* _AIM OF THE EXERCISE_
Would you go through the records below and copy each line with the string "personnes"?

+ + + + +

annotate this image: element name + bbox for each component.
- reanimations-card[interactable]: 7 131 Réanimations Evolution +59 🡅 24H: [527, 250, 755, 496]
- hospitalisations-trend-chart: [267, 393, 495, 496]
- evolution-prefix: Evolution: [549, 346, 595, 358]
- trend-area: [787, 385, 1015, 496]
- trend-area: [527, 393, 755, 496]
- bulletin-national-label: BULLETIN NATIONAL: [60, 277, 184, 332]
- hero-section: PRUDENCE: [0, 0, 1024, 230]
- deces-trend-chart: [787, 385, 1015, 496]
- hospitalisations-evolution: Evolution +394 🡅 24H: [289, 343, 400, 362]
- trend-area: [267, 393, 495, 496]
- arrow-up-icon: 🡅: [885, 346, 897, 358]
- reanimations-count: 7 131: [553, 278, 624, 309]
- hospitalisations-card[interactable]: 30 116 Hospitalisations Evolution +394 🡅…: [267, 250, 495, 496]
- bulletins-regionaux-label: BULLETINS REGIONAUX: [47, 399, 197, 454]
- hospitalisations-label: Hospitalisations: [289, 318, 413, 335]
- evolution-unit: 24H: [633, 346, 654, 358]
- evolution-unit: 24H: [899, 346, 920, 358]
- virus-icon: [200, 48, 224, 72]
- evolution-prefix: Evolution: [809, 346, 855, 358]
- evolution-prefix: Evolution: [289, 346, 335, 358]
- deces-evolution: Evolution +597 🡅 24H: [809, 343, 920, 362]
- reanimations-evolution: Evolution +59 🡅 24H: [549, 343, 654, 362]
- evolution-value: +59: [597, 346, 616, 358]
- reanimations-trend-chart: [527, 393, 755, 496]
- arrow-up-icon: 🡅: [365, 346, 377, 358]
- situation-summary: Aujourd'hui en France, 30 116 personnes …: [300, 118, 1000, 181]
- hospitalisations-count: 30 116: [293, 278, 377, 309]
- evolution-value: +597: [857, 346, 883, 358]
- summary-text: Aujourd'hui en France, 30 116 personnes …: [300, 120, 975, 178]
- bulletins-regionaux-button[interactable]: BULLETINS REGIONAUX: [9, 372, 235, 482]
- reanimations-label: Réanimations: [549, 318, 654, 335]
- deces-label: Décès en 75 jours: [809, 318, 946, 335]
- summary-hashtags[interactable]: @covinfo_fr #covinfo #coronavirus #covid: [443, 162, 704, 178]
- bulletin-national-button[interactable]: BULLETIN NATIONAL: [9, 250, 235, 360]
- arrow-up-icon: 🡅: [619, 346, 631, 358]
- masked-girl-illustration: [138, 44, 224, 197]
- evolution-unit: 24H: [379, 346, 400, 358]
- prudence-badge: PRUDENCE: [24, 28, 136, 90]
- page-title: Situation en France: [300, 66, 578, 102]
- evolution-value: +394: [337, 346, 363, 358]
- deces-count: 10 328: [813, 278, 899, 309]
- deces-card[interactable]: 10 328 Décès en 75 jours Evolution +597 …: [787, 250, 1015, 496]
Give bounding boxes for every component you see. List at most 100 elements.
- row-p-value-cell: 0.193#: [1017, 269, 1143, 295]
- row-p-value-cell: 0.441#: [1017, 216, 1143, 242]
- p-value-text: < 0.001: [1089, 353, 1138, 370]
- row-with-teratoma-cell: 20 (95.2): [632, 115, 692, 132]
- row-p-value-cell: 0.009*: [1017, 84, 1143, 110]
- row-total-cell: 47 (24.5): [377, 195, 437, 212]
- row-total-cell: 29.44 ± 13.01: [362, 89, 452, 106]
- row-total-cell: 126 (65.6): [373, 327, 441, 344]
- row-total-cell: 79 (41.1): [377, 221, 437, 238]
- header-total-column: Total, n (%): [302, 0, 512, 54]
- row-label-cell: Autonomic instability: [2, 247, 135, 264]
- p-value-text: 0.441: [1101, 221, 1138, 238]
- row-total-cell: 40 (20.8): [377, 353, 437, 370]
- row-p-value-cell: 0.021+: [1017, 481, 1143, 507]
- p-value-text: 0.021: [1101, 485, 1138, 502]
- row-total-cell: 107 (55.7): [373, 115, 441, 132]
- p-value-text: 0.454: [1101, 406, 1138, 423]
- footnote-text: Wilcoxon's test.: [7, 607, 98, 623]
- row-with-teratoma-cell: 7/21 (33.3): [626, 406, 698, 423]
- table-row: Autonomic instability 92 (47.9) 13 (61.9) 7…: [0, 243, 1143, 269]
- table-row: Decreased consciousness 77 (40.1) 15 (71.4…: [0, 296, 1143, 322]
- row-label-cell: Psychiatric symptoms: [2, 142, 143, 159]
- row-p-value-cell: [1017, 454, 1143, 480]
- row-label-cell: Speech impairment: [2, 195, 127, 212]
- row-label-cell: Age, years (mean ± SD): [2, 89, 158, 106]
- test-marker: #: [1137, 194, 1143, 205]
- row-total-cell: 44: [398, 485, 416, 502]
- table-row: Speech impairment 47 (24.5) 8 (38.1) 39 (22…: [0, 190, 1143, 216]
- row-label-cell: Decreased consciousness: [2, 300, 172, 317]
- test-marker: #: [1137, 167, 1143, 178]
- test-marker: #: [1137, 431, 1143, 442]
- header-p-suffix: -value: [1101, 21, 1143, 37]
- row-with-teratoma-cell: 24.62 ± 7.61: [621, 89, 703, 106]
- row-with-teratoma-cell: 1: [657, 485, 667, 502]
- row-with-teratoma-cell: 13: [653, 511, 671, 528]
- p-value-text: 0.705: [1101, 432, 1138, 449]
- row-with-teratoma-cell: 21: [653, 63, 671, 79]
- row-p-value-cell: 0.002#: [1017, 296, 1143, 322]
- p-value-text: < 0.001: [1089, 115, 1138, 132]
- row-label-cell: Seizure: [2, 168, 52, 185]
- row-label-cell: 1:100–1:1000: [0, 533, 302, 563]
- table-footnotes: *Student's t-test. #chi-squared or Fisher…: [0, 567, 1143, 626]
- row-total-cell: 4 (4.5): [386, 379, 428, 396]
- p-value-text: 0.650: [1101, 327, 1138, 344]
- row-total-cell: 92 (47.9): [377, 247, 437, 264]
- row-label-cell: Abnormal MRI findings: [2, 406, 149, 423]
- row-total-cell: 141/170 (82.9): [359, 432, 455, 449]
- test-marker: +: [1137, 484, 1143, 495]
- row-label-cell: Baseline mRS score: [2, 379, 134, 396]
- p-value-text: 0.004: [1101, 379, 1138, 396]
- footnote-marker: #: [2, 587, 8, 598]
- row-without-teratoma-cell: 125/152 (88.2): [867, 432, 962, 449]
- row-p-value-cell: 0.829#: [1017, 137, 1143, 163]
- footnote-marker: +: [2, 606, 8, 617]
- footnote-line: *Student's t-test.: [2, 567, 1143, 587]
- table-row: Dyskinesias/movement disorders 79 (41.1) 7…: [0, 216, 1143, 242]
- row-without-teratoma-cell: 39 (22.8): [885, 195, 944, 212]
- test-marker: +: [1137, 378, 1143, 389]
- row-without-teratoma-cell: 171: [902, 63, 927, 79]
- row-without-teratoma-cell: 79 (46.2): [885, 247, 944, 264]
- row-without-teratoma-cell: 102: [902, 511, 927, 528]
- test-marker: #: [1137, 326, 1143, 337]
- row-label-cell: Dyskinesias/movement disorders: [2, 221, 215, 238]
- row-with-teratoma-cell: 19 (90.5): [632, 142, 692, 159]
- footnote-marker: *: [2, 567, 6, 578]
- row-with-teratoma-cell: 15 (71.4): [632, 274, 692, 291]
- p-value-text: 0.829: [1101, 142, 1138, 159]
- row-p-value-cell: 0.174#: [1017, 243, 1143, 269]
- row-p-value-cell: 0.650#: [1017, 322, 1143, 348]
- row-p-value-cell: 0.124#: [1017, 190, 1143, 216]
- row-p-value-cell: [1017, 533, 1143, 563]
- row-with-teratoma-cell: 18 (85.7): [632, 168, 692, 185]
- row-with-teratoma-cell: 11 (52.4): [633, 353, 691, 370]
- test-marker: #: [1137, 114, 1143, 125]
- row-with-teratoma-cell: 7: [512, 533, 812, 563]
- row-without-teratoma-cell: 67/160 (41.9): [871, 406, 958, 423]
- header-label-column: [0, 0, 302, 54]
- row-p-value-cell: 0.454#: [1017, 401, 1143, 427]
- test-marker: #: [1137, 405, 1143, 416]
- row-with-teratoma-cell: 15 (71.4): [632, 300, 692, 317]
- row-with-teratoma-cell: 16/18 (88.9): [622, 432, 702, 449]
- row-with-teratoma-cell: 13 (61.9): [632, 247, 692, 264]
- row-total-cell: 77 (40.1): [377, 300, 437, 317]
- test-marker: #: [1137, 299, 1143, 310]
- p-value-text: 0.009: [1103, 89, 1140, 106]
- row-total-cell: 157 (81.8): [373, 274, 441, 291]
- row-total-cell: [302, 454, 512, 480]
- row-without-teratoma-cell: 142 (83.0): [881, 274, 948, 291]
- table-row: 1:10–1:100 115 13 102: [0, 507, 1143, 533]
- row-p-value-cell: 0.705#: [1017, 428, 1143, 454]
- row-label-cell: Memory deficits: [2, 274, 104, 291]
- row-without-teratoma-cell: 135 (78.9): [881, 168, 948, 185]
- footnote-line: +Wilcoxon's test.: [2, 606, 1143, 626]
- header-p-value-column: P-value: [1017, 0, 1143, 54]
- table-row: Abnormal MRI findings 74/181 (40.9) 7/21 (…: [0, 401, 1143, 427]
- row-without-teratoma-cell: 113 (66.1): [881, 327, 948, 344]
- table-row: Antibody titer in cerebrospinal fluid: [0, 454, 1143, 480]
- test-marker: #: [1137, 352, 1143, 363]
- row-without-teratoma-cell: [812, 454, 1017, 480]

+ + + + +

* _TASK RESULT_
- situation-summary: Aujourd'hui en France, 30 116 personnes …: [300, 118, 1000, 181]
- summary-text: Aujourd'hui en France, 30 116 personnes …: [300, 120, 975, 178]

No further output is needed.